_Exercise goal_:
Return each line containing "JSON".

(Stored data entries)

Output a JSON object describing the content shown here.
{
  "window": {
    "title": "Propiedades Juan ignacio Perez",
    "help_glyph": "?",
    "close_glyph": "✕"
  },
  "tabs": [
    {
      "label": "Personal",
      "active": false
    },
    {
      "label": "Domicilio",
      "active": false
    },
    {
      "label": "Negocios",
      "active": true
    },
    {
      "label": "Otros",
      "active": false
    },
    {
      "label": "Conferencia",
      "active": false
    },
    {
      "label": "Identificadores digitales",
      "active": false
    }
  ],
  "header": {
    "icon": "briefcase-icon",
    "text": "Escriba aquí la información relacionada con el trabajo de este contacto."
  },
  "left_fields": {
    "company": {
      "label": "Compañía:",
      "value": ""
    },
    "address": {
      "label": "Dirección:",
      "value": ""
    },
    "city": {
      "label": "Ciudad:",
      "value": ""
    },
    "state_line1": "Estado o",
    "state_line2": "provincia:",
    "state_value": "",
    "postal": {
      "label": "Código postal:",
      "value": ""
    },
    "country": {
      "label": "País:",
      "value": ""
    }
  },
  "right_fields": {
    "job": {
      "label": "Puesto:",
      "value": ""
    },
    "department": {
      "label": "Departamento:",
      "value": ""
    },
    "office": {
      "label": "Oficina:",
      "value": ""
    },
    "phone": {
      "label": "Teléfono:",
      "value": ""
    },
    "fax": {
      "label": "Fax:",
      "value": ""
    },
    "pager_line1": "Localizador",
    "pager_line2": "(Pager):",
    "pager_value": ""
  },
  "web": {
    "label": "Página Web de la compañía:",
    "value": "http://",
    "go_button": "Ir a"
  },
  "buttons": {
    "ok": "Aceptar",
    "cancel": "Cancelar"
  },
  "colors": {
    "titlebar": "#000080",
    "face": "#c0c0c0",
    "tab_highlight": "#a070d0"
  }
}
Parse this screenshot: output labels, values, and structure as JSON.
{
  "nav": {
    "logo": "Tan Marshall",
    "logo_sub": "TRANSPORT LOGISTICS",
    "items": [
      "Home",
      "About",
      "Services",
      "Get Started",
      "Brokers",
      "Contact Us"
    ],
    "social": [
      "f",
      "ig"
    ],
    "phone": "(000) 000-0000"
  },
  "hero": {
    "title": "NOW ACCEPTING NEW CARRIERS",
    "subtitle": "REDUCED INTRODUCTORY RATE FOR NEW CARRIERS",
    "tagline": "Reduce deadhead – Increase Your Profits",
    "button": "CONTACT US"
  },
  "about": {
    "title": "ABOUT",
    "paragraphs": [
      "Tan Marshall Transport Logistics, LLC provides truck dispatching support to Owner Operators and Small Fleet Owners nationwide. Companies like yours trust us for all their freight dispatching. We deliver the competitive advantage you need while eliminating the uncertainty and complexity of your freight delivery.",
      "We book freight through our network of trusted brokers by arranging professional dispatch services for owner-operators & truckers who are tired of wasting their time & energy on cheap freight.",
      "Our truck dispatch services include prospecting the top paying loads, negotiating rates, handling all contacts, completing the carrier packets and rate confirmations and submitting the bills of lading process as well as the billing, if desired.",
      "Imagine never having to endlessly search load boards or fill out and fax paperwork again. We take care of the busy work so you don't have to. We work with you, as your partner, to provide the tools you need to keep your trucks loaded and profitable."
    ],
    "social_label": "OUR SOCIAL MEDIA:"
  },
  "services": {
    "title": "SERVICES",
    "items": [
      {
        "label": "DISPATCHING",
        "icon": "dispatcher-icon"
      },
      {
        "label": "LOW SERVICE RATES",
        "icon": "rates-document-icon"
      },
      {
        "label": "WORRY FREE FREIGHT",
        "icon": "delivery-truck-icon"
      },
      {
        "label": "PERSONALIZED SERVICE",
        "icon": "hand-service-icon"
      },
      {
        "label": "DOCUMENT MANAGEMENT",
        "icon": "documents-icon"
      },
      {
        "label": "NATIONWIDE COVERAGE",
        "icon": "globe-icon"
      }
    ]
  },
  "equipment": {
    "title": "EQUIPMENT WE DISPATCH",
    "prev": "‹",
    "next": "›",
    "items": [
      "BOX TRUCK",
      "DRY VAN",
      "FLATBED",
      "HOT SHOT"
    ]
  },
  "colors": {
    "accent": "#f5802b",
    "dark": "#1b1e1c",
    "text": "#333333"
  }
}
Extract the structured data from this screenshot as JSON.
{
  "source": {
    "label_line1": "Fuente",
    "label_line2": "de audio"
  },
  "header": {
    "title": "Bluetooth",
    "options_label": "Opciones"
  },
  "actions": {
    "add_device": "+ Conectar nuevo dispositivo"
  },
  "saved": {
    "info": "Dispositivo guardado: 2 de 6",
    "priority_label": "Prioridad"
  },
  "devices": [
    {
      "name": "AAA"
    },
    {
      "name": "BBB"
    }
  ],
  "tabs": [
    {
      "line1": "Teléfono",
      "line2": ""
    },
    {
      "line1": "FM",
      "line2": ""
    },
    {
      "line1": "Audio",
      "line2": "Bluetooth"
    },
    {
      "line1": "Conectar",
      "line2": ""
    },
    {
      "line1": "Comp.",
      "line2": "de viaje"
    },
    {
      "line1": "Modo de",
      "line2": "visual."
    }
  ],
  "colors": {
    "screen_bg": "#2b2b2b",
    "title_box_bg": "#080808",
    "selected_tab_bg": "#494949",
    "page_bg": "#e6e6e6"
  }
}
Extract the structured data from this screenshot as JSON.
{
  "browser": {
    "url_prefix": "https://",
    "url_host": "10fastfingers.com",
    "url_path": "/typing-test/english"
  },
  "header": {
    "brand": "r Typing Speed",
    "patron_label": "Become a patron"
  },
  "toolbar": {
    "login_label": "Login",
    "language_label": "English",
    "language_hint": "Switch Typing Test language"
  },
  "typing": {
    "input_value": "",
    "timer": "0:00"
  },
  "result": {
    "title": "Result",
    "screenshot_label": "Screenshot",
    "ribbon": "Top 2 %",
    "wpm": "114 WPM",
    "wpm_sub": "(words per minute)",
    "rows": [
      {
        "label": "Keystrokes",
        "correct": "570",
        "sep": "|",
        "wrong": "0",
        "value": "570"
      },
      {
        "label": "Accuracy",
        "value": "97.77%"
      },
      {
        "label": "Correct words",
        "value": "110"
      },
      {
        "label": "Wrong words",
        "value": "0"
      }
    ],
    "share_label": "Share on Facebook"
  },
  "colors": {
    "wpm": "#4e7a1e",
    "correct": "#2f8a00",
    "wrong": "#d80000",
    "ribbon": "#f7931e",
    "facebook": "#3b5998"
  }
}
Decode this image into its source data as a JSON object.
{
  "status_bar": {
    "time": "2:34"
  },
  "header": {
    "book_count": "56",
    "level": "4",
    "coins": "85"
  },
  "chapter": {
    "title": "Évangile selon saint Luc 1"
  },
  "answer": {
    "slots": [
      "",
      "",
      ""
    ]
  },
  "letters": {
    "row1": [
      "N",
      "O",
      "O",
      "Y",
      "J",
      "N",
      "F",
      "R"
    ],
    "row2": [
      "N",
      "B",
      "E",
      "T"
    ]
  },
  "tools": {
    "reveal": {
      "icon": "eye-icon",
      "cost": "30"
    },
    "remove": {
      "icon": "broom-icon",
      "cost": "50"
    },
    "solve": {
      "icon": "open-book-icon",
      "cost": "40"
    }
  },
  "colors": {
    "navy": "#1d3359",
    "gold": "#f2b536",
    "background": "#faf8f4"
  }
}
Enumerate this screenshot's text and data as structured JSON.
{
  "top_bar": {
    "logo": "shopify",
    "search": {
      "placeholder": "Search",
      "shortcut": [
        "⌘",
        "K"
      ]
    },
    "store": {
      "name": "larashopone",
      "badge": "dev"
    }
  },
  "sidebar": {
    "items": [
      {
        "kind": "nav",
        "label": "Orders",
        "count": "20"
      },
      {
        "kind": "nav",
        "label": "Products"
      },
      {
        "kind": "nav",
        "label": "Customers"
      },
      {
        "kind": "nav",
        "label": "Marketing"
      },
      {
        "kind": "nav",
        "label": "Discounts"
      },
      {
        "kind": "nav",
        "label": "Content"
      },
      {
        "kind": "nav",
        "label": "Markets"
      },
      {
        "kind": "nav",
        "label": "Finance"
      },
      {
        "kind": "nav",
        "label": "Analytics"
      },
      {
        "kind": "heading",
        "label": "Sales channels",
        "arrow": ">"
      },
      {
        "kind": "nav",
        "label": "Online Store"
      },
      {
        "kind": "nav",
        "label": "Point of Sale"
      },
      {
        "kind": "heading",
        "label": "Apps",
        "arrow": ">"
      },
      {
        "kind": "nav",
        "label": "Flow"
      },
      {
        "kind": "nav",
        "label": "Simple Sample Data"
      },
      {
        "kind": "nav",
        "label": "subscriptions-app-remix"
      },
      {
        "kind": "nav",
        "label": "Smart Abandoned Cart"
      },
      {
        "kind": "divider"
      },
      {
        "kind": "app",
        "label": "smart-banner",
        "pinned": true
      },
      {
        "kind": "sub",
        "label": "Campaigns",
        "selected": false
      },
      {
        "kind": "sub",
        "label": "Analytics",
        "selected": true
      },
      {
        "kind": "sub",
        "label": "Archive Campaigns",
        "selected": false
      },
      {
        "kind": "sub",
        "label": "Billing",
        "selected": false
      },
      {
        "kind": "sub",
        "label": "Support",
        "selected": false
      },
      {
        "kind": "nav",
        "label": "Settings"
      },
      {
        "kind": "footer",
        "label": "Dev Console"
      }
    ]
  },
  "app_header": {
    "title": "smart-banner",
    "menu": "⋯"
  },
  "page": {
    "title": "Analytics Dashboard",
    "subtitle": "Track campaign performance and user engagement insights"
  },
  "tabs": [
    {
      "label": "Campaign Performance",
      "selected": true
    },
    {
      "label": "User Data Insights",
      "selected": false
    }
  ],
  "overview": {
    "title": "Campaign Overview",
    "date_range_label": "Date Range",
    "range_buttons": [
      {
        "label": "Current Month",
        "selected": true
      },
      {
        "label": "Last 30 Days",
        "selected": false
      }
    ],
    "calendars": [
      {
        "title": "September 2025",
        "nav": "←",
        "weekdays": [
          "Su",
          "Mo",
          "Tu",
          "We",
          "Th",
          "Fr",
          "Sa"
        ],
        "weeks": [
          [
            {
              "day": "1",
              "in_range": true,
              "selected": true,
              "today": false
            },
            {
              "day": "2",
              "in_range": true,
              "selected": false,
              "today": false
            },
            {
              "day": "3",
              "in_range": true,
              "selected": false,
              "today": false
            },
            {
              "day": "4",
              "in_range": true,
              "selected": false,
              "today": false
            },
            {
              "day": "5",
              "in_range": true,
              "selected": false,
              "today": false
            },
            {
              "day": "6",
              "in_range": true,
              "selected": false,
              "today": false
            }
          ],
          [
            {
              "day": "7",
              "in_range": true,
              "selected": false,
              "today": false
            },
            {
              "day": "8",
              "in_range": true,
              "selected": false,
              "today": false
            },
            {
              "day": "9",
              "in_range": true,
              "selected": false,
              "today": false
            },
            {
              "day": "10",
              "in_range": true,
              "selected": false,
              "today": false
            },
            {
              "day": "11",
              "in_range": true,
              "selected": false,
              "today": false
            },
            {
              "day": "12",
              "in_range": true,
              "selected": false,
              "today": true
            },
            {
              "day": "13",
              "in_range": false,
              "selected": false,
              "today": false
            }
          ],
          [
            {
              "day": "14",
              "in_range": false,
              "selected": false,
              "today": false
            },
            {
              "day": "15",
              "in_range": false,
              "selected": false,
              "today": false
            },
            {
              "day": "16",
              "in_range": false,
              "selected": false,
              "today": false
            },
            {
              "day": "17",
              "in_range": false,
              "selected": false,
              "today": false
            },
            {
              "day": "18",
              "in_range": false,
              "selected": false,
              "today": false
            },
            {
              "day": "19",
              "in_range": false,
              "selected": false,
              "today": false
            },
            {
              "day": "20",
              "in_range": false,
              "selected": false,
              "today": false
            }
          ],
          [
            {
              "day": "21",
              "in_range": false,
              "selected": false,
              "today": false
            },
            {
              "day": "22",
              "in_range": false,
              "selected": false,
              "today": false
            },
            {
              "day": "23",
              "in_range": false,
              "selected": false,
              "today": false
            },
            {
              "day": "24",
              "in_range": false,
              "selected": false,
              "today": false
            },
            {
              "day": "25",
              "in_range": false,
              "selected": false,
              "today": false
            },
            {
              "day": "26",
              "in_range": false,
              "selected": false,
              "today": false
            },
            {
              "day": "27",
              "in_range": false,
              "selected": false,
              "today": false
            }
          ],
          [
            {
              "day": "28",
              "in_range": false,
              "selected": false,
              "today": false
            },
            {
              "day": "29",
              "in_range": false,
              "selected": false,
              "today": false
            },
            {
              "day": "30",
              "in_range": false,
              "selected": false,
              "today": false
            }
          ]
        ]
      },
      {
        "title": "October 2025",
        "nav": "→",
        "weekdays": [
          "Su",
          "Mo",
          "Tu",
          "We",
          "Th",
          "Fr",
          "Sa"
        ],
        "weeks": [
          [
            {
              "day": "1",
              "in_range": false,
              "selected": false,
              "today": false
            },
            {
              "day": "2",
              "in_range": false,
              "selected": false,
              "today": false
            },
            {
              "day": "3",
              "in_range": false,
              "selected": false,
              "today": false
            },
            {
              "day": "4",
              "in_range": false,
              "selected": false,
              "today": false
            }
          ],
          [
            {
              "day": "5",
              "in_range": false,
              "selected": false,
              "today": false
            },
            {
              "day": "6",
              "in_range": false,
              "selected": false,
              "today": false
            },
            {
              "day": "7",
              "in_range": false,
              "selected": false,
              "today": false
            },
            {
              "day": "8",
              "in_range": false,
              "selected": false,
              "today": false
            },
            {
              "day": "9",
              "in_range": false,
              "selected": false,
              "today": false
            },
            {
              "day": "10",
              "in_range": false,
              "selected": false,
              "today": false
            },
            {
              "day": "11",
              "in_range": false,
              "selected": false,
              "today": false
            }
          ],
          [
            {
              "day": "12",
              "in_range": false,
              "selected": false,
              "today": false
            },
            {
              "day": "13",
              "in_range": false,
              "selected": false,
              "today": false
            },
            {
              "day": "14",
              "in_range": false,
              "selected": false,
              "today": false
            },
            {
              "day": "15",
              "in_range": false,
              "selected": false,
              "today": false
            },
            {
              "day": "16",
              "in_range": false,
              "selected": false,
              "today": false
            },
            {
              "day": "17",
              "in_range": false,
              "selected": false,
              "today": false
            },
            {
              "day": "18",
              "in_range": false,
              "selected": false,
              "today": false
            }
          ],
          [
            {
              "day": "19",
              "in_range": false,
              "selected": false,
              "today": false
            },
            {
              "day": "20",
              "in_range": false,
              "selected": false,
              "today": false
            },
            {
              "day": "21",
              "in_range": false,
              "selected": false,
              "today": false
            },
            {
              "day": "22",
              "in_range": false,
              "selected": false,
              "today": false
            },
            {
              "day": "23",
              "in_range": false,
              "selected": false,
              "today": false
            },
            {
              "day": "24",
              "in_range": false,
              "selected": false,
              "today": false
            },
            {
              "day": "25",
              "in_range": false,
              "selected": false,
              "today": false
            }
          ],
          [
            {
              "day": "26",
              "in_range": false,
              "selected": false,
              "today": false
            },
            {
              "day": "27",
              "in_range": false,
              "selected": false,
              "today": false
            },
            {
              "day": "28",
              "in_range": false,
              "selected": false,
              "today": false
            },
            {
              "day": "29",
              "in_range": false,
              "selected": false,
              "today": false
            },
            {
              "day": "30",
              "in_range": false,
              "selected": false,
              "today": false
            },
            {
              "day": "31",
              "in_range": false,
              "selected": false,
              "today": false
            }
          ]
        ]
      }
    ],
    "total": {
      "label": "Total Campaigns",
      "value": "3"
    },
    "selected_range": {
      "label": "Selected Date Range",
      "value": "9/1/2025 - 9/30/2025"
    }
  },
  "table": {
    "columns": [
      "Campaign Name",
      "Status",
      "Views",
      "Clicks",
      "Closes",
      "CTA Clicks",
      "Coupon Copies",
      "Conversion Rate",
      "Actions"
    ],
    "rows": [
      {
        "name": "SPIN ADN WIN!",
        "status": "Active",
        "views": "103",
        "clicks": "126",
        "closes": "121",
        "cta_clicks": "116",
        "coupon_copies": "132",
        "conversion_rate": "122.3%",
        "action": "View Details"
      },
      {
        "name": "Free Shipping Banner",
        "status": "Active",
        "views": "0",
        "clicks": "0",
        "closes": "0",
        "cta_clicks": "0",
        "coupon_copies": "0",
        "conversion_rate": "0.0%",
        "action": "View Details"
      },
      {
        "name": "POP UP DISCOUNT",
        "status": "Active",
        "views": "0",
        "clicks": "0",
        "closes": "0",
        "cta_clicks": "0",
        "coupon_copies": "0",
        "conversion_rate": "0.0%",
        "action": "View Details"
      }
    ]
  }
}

_Complete output_:
Output a JSON object describing the content shown here.
Parse this screenshot: output labels, values, and structure as JSON.
Extract the structured data from this screenshot as JSON.
Extract the structured data from this screenshot as JSON.
Decode this image into its source data as a JSON object.
Enumerate this screenshot's text and data as structured JSON.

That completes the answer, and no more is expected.